Exercise brief
Each entry below should be written out exactly as it is, with no pictures.

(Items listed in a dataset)
★ ★ ★ ★ ★ ★ ★

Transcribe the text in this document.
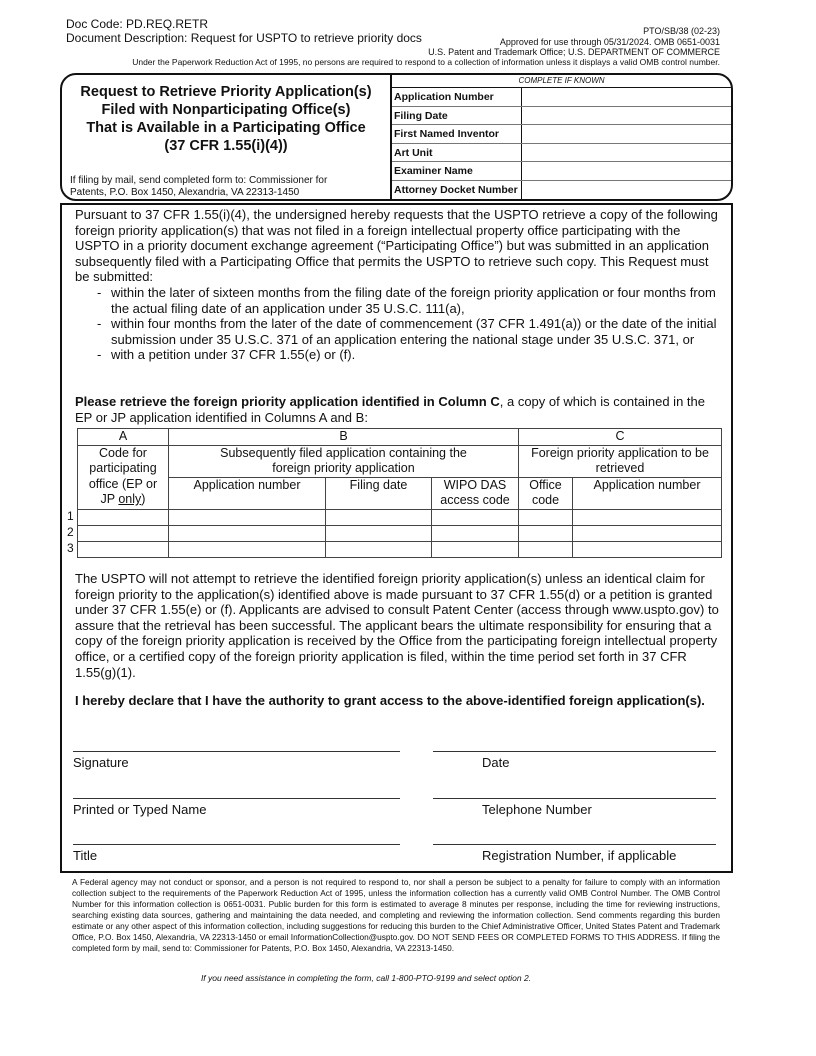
Doc Code: PD.REQ.RETR
Document Description: Request for USPTO to retrieve priority docs	PTO/SB/38 (02-23)
Approved for use through 05/31/2024. OMB 0651-0031
U.S. Patent and Trademark Office; U.S. DEPARTMENT OF COMMERCE
Under the Paperwork Reduction Act of 1995, no persons are required to respond to a collection of information unless it displays a valid OMB control number.
Request to Retrieve Priority Application(s)
Filed with Nonparticipating Office(s)
That is Available in a Participating Office
(37 CFR 1.55(i)(4))
If filing by mail, send completed form to: Commissioner for Patents, P.O. Box 1450, Alexandria, VA 22313-1450
COMPLETE IF KNOWN
Application Number
Filing Date
First Named Inventor
Art Unit
Examiner Name
Attorney Docket Number
Pursuant to 37 CFR 1.55(i)(4), the undersigned hereby requests that the USPTO retrieve a copy of the following foreign priority application(s) that was not filed in a foreign intellectual property office participating with the USPTO in a priority document exchange agreement (“Participating Office”) but was submitted in an application subsequently filed with a Participating Office that permits the USPTO to retrieve such copy. This Request must be submitted:
- within the later of sixteen months from the filing date of the foreign priority application or four months from the actual filing date of an application under 35 U.S.C. 111(a),
- within four months from the later of the date of commencement (37 CFR 1.491(a)) or the date of the initial submission under 35 U.S.C. 371 of an application entering the national stage under 35 U.S.C. 371, or
- with a petition under 37 CFR 1.55(e) or (f).
Please retrieve the foreign priority application identified in Column C, a copy of which is contained in the EP or JP application identified in Columns A and B:
A	B			C	
Code for participating office (EP or JP only)	Subsequently filed application containing the foreign priority application			Foreign priority application to be retrieved	
	Application number	Filing date	WIPO DAS access code	Office code	Application number

1
2
3
The USPTO will not attempt to retrieve the identified foreign priority application(s) unless an identical claim for foreign priority to the application(s) identified above is made pursuant to 37 CFR 1.55(d) or a petition is granted under 37 CFR 1.55(e) or (f). Applicants are advised to consult Patent Center (access through www.uspto.gov) to assure that the retrieval has been successful. The applicant bears the ultimate responsibility for ensuring that a copy of the foreign priority application is received by the Office from the participating foreign intellectual property office, or a certified copy of the foreign priority application is filed, within the time period set forth in 37 CFR 1.55(g)(1).
I hereby declare that I have the authority to grant access to the above-identified foreign application(s).
Signature	Date
Printed or Typed Name	Telephone Number
Title	Registration Number, if applicable
A Federal agency may not conduct or sponsor, and a person is not required to respond to, nor shall a person be subject to a penalty for failure to comply with an information collection subject to the requirements of the Paperwork Reduction Act of 1995, unless the information collection has a currently valid OMB Control Number. The OMB Control Number for this information collection is 0651-0031. Public burden for this form is estimated to average 8 minutes per response, including the time for reviewing instructions, searching existing data sources, gathering and maintaining the data needed, and completing and reviewing the information collection. Send comments regarding this burden estimate or any other aspect of this information collection, including suggestions for reducing this burden to the Chief Administrative Officer, United States Patent and Trademark Office, P.O. Box 1450, Alexandria, VA 22313-1450 or email InformationCollection@uspto.gov. DO NOT SEND FEES OR COMPLETED FORMS TO THIS ADDRESS. If filing the completed form by mail, send to: Commissioner for Patents, P.O. Box 1450, Alexandria, VA 22313-1450.
If you need assistance in completing the form, call 1-800-PTO-9199 and select option 2.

★ ★ ★ ★ ★ ★ ★

Response
Transcribe the text in this document.
Doc Code: PD.REQ.RETR
Document Description: Request for USPTO to retrieve priority docs	PTO/SB/38 (02-23)
Approved for use through 05/31/2024. OMB 0651-0031
U.S. Patent and Trademark Office; U.S. DEPARTMENT OF COMMERCE
Under the Paperwork Reduction Act of 1995, no persons are required to respond to a collection of information unless it displays a valid OMB control number.
Request to Retrieve Priority Application(s)
Filed with Nonparticipating Office(s)
That is Available in a Participating Office
(37 CFR 1.55(i)(4))
If filing by mail, send completed form to: Commissioner for Patents, P.O. Box 1450, Alexandria, VA 22313-1450
COMPLETE IF KNOWN
Application Number
Filing Date
First Named Inventor
Art Unit
Examiner Name
Attorney Docket Number
Pursuant to 37 CFR 1.55(i)(4), the undersigned hereby requests that the USPTO retrieve a copy of the following foreign priority application(s) that was not filed in a foreign intellectual property office participating with the USPTO in a priority document exchange agreement (“Participating Office”) but was submitted in an application subsequently filed with a Participating Office that permits the USPTO to retrieve such copy. This Request must be submitted:
- within the later of sixteen months from the filing date of the foreign priority application or four months from the actual filing date of an application under 35 U.S.C. 111(a),
- within four months from the later of the date of commencement (37 CFR 1.491(a)) or the date of the initial submission under 35 U.S.C. 371 of an application entering the national stage under 35 U.S.C. 371, or
- with a petition under 37 CFR 1.55(e) or (f).
Please retrieve the foreign priority application identified in Column C, a copy of which is contained in the EP or JP application identified in Columns A and B:
A	B			C	
Code for participating office (EP or JP only)	Subsequently filed application containing the foreign priority application			Foreign priority application to be retrieved	
	Application number	Filing date	WIPO DAS access code	Office code	Application number

1
2
3
The USPTO will not attempt to retrieve the identified foreign priority application(s) unless an identical claim for foreign priority to the application(s) identified above is made pursuant to 37 CFR 1.55(d) or a petition is granted under 37 CFR 1.55(e) or (f). Applicants are advised to consult Patent Center (access through www.uspto.gov) to assure that the retrieval has been successful. The applicant bears the ultimate responsibility for ensuring that a copy of the foreign priority application is received by the Office from the participating foreign intellectual property office, or a certified copy of the foreign priority application is filed, within the time period set forth in 37 CFR 1.55(g)(1).
I hereby declare that I have the authority to grant access to the above-identified foreign application(s).
Signature	Date
Printed or Typed Name	Telephone Number
Title	Registration Number, if applicable
A Federal agency may not conduct or sponsor, and a person is not required to respond to, nor shall a person be subject to a penalty for failure to comply with an information collection subject to the requirements of the Paperwork Reduction Act of 1995, unless the information collection has a currently valid OMB Control Number. The OMB Control Number for this information collection is 0651-0031. Public burden for this form is estimated to average 8 minutes per response, including the time for reviewing instructions, searching existing data sources, gathering and maintaining the data needed, and completing and reviewing the information collection. Send comments regarding this burden estimate or any other aspect of this information collection, including suggestions for reducing this burden to the Chief Administrative Officer, United States Patent and Trademark Office, P.O. Box 1450, Alexandria, VA 22313-1450 or email InformationCollection@uspto.gov. DO NOT SEND FEES OR COMPLETED FORMS TO THIS ADDRESS. If filing the completed form by mail, send to: Commissioner for Patents, P.O. Box 1450, Alexandria, VA 22313-1450.
If you need assistance in completing the form, call 1-800-PTO-9199 and select option 2.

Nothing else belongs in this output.